• _Exercise description_: Determine which lines contain the word "text", then copy those lines.

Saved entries
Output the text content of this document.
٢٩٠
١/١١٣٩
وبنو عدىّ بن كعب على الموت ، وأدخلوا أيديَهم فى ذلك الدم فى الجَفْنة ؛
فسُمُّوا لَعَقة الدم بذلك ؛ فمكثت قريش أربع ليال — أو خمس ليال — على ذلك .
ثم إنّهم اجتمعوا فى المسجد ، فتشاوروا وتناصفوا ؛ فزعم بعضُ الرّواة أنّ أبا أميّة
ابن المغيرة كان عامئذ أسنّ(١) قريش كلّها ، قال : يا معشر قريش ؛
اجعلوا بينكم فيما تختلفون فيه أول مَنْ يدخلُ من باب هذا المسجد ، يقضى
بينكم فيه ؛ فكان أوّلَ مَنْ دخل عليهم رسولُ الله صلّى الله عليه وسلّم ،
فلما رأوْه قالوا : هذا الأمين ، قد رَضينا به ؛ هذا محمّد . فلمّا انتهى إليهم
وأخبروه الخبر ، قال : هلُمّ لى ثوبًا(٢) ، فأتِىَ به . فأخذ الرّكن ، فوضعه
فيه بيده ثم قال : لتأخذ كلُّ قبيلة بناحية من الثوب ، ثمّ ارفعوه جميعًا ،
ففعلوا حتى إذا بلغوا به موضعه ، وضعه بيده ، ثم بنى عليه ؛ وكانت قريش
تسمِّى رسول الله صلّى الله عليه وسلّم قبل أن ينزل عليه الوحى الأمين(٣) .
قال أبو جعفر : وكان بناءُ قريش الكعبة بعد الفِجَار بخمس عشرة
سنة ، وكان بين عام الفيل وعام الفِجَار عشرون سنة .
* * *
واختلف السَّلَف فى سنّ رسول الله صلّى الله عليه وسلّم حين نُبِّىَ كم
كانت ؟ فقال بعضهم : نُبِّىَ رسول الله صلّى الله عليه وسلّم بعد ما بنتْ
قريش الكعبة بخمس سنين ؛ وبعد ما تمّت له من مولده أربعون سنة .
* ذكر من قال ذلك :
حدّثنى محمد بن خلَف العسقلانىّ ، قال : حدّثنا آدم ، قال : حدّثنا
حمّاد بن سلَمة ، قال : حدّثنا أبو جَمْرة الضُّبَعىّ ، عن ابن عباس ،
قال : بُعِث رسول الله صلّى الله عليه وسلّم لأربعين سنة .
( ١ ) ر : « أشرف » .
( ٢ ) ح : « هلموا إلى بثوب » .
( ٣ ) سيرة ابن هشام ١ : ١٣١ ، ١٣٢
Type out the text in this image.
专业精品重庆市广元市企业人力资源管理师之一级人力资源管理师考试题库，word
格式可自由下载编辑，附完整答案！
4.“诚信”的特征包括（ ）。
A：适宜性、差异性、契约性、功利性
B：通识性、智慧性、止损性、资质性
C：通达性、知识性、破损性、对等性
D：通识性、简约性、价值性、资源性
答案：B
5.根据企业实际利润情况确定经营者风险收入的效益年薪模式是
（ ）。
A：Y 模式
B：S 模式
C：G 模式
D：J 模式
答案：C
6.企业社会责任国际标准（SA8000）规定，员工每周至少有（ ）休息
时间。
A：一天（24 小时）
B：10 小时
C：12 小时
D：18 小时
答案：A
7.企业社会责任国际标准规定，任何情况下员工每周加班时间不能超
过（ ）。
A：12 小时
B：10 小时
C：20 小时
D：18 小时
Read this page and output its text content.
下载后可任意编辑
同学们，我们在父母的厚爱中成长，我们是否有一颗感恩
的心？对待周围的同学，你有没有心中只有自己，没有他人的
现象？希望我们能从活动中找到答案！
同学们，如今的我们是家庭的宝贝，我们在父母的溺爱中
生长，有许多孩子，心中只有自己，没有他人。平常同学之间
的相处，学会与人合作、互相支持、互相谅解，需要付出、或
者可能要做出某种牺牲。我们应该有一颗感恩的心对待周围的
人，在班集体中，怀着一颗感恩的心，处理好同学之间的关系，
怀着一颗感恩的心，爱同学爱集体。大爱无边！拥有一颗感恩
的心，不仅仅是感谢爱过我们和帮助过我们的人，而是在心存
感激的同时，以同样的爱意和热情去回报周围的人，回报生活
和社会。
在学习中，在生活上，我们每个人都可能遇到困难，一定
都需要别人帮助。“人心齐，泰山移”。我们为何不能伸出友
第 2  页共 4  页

• _Response_:
Output the text content of this document.
Type out the text in this image.
Read this page and output its text content.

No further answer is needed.